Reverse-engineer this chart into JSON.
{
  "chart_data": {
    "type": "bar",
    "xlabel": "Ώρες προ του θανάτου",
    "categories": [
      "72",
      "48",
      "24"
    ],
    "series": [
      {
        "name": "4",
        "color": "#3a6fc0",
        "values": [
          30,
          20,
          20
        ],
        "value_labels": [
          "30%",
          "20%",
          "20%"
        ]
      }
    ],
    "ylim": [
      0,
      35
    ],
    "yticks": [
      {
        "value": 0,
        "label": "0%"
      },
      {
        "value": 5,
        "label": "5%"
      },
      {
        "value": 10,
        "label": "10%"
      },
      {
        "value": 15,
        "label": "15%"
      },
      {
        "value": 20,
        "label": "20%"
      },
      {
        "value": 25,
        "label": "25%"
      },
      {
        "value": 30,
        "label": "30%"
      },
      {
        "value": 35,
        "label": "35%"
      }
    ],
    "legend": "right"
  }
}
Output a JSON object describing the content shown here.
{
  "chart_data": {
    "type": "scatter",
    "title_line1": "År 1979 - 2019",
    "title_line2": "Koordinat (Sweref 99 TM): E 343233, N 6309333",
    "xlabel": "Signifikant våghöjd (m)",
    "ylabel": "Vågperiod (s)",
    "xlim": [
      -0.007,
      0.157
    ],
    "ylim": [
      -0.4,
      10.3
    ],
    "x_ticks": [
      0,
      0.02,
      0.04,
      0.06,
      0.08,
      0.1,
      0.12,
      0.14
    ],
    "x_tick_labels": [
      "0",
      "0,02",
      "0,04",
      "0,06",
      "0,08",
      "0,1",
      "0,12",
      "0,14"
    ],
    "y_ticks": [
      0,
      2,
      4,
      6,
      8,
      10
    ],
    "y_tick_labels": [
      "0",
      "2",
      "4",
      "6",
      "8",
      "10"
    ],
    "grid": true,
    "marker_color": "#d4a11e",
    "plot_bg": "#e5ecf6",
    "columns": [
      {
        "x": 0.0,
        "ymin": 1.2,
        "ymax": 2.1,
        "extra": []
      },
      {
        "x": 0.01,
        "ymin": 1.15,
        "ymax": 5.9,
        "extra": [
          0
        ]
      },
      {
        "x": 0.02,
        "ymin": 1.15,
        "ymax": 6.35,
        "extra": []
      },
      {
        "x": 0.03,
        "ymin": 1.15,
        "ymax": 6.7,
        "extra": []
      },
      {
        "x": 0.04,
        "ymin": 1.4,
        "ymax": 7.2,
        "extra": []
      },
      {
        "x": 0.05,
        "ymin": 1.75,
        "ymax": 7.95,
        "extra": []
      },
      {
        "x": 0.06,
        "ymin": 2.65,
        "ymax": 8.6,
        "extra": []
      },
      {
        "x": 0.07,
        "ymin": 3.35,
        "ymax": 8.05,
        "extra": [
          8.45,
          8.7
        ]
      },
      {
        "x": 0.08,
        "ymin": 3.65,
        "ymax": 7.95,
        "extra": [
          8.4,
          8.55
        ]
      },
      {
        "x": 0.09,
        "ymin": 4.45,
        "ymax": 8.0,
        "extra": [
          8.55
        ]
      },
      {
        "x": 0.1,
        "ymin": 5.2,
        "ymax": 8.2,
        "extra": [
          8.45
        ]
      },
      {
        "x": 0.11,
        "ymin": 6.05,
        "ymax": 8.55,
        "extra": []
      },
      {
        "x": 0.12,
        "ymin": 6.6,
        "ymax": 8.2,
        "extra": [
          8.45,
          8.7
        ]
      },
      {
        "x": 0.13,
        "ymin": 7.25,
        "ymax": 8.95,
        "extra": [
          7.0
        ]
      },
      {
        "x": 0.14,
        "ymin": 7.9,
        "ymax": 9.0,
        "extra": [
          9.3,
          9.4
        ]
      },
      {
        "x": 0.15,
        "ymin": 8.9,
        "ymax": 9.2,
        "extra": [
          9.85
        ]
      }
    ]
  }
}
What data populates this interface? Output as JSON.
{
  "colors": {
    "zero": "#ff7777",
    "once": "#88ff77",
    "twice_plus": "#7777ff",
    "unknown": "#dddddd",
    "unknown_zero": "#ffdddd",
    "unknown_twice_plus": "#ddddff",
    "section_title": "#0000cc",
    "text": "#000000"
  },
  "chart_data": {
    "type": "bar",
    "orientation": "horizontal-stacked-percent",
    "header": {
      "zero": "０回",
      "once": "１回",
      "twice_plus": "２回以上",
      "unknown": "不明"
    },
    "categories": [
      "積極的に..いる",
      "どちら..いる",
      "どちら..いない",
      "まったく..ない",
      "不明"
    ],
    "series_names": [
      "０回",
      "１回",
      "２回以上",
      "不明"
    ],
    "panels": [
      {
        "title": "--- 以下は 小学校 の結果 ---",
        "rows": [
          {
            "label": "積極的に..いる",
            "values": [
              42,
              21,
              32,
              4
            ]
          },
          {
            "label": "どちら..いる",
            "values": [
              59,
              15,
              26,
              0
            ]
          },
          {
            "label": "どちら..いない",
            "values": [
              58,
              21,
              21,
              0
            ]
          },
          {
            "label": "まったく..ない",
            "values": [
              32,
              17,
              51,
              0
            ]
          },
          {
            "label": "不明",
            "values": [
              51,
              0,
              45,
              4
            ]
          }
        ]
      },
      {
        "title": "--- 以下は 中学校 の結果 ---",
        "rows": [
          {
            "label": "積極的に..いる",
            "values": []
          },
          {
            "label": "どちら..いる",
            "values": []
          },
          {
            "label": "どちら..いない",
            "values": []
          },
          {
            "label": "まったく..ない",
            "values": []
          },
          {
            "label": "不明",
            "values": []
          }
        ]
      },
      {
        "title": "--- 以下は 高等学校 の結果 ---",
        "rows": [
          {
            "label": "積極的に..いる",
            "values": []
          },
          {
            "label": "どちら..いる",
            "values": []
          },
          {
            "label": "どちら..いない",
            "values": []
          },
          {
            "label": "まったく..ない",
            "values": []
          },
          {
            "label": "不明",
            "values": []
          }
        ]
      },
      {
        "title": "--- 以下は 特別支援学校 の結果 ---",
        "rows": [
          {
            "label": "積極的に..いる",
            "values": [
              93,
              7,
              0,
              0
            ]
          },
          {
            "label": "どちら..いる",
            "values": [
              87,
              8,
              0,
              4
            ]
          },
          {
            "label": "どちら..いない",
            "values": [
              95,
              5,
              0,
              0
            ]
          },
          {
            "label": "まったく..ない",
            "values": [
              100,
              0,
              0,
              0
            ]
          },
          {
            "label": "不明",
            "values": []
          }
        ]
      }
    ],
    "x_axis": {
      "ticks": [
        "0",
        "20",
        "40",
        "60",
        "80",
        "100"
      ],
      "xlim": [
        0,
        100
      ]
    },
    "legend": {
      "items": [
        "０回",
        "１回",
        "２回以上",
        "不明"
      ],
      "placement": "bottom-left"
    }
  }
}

----

WHAT THE TASK ASKS: Quote all of the entries verbatim.

EXPECTED ANSWER:
Reverse-engineer this chart into JSON.
{
  "chart_data": {
    "type": "bar",
    "xlabel": "Ώρες προ του θανάτου",
    "categories": [
      "72",
      "48",
      "24"
    ],
    "series": [
      {
        "name": "4",
        "color": "#3a6fc0",
        "values": [
          30,
          20,
          20
        ],
        "value_labels": [
          "30%",
          "20%",
          "20%"
        ]
      }
    ],
    "ylim": [
      0,
      35
    ],
    "yticks": [
      {
        "value": 0,
        "label": "0%"
      },
      {
        "value": 5,
        "label": "5%"
      },
      {
        "value": 10,
        "label": "10%"
      },
      {
        "value": 15,
        "label": "15%"
      },
      {
        "value": 20,
        "label": "20%"
      },
      {
        "value": 25,
        "label": "25%"
      },
      {
        "value": 30,
        "label": "30%"
      },
      {
        "value": 35,
        "label": "35%"
      }
    ],
    "legend": "right"
  }
}
Output a JSON object describing the content shown here.
{
  "chart_data": {
    "type": "scatter",
    "title_line1": "År 1979 - 2019",
    "title_line2": "Koordinat (Sweref 99 TM): E 343233, N 6309333",
    "xlabel": "Signifikant våghöjd (m)",
    "ylabel": "Vågperiod (s)",
    "xlim": [
      -0.007,
      0.157
    ],
    "ylim": [
      -0.4,
      10.3
    ],
    "x_ticks": [
      0,
      0.02,
      0.04,
      0.06,
      0.08,
      0.1,
      0.12,
      0.14
    ],
    "x_tick_labels": [
      "0",
      "0,02",
      "0,04",
      "0,06",
      "0,08",
      "0,1",
      "0,12",
      "0,14"
    ],
    "y_ticks": [
      0,
      2,
      4,
      6,
      8,
      10
    ],
    "y_tick_labels": [
      "0",
      "2",
      "4",
      "6",
      "8",
      "10"
    ],
    "grid": true,
    "marker_color": "#d4a11e",
    "plot_bg": "#e5ecf6",
    "columns": [
      {
        "x": 0.0,
        "ymin": 1.2,
        "ymax": 2.1,
        "extra": []
      },
      {
        "x": 0.01,
        "ymin": 1.15,
        "ymax": 5.9,
        "extra": [
          0
        ]
      },
      {
        "x": 0.02,
        "ymin": 1.15,
        "ymax": 6.35,
        "extra": []
      },
      {
        "x": 0.03,
        "ymin": 1.15,
        "ymax": 6.7,
        "extra": []
      },
      {
        "x": 0.04,
        "ymin": 1.4,
        "ymax": 7.2,
        "extra": []
      },
      {
        "x": 0.05,
        "ymin": 1.75,
        "ymax": 7.95,
        "extra": []
      },
      {
        "x": 0.06,
        "ymin": 2.65,
        "ymax": 8.6,
        "extra": []
      },
      {
        "x": 0.07,
        "ymin": 3.35,
        "ymax": 8.05,
        "extra": [
          8.45,
          8.7
        ]
      },
      {
        "x": 0.08,
        "ymin": 3.65,
        "ymax": 7.95,
        "extra": [
          8.4,
          8.55
        ]
      },
      {
        "x": 0.09,
        "ymin": 4.45,
        "ymax": 8.0,
        "extra": [
          8.55
        ]
      },
      {
        "x": 0.1,
        "ymin": 5.2,
        "ymax": 8.2,
        "extra": [
          8.45
        ]
      },
      {
        "x": 0.11,
        "ymin": 6.05,
        "ymax": 8.55,
        "extra": []
      },
      {
        "x": 0.12,
        "ymin": 6.6,
        "ymax": 8.2,
        "extra": [
          8.45,
          8.7
        ]
      },
      {
        "x": 0.13,
        "ymin": 7.25,
        "ymax": 8.95,
        "extra": [
          7.0
        ]
      },
      {
        "x": 0.14,
        "ymin": 7.9,
        "ymax": 9.0,
        "extra": [
          9.3,
          9.4
        ]
      },
      {
        "x": 0.15,
        "ymin": 8.9,
        "ymax": 9.2,
        "extra": [
          9.85
        ]
      }
    ]
  }
}
What data populates this interface? Output as JSON.
{
  "colors": {
    "zero": "#ff7777",
    "once": "#88ff77",
    "twice_plus": "#7777ff",
    "unknown": "#dddddd",
    "unknown_zero": "#ffdddd",
    "unknown_twice_plus": "#ddddff",
    "section_title": "#0000cc",
    "text": "#000000"
  },
  "chart_data": {
    "type": "bar",
    "orientation": "horizontal-stacked-percent",
    "header": {
      "zero": "０回",
      "once": "１回",
      "twice_plus": "２回以上",
      "unknown": "不明"
    },
    "categories": [
      "積極的に..いる",
      "どちら..いる",
      "どちら..いない",
      "まったく..ない",
      "不明"
    ],
    "series_names": [
      "０回",
      "１回",
      "２回以上",
      "不明"
    ],
    "panels": [
      {
        "title": "--- 以下は 小学校 の結果 ---",
        "rows": [
          {
            "label": "積極的に..いる",
            "values": [
              42,
              21,
              32,
              4
            ]
          },
          {
            "label": "どちら..いる",
            "values": [
              59,
              15,
              26,
              0
            ]
          },
          {
            "label": "どちら..いない",
            "values": [
              58,
              21,
              21,
              0
            ]
          },
          {
            "label": "まったく..ない",
            "values": [
              32,
              17,
              51,
              0
            ]
          },
          {
            "label": "不明",
            "values": [
              51,
              0,
              45,
              4
            ]
          }
        ]
      },
      {
        "title": "--- 以下は 中学校 の結果 ---",
        "rows": [
          {
            "label": "積極的に..いる",
            "values": []
          },
          {
            "label": "どちら..いる",
            "values": []
          },
          {
            "label": "どちら..いない",
            "values": []
          },
          {
            "label": "まったく..ない",
            "values": []
          },
          {
            "label": "不明",
            "values": []
          }
        ]
      },
      {
        "title": "--- 以下は 高等学校 の結果 ---",
        "rows": [
          {
            "label": "積極的に..いる",
            "values": []
          },
          {
            "label": "どちら..いる",
            "values": []
          },
          {
            "label": "どちら..いない",
            "values": []
          },
          {
            "label": "まったく..ない",
            "values": []
          },
          {
            "label": "不明",
            "values": []
          }
        ]
      },
      {
        "title": "--- 以下は 特別支援学校 の結果 ---",
        "rows": [
          {
            "label": "積極的に..いる",
            "values": [
              93,
              7,
              0,
              0
            ]
          },
          {
            "label": "どちら..いる",
            "values": [
              87,
              8,
              0,
              4
            ]
          },
          {
            "label": "どちら..いない",
            "values": [
              95,
              5,
              0,
              0
            ]
          },
          {
            "label": "まったく..ない",
            "values": [
              100,
              0,
              0,
              0
            ]
          },
          {
            "label": "不明",
            "values": []
          }
        ]
      }
    ],
    "x_axis": {
      "ticks": [
        "0",
        "20",
        "40",
        "60",
        "80",
        "100"
      ],
      "xlim": [
        0,
        100
      ]
    },
    "legend": {
      "items": [
        "０回",
        "１回",
        "２回以上",
        "不明"
      ],
      "placement": "bottom-left"
    }
  }
}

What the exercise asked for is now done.